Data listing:
— Start —
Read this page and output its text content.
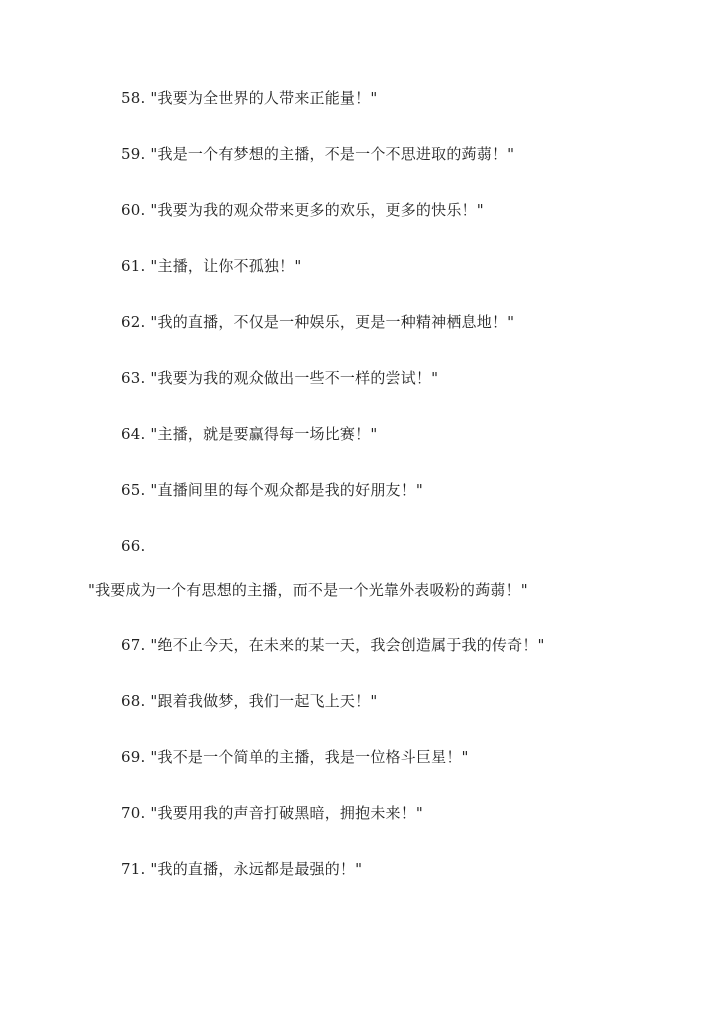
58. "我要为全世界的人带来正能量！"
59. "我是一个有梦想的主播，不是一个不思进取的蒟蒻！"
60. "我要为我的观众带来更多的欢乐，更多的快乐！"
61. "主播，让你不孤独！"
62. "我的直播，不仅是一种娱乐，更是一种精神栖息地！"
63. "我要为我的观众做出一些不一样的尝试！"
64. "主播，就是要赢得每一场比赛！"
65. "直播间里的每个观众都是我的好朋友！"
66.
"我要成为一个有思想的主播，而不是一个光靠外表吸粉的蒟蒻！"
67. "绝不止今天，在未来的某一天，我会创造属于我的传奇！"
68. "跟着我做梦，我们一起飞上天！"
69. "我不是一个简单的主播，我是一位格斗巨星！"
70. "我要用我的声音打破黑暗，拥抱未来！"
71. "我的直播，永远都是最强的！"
— End —
◆ **WHAT IS ASKED**:
Where does the word "我的直播" appear? Return each line that holds it.

◆ **REPLY**:
62. "我的直播，不仅是一种娱乐，更是一种精神栖息地！"
71. "我的直播，永远都是最强的！"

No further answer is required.